Below are the records; repeat them in full, exactly.
Segment Start: Data listing
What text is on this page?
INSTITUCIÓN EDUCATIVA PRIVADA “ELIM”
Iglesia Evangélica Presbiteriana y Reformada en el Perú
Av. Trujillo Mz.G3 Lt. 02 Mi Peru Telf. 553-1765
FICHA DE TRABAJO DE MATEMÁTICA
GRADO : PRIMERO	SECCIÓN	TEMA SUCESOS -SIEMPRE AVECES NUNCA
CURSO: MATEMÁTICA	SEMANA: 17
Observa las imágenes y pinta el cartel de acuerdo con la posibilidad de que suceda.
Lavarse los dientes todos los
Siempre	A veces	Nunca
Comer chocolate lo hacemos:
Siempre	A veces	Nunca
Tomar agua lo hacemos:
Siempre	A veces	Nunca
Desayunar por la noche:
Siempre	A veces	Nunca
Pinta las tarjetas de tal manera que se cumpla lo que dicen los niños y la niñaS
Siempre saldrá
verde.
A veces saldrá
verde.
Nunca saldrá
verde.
Segment End: Data listing
Expected output:
What text is on this page?
INSTITUCIÓN EDUCATIVA PRIVADA “ELIM”
Iglesia Evangélica Presbiteriana y Reformada en el Perú
Av. Trujillo Mz.G3 Lt. 02 Mi Peru Telf. 553-1765
FICHA DE TRABAJO DE MATEMÁTICA
GRADO : PRIMERO	SECCIÓN	TEMA SUCESOS -SIEMPRE AVECES NUNCA
CURSO: MATEMÁTICA	SEMANA: 17
Observa las imágenes y pinta el cartel de acuerdo con la posibilidad de que suceda.
Lavarse los dientes todos los
Siempre	A veces	Nunca
Comer chocolate lo hacemos:
Siempre	A veces	Nunca
Tomar agua lo hacemos:
Siempre	A veces	Nunca
Desayunar por la noche:
Siempre	A veces	Nunca
Pinta las tarjetas de tal manera que se cumpla lo que dicen los niños y la niñaS
Siempre saldrá
verde.
A veces saldrá
verde.
Nunca saldrá
verde.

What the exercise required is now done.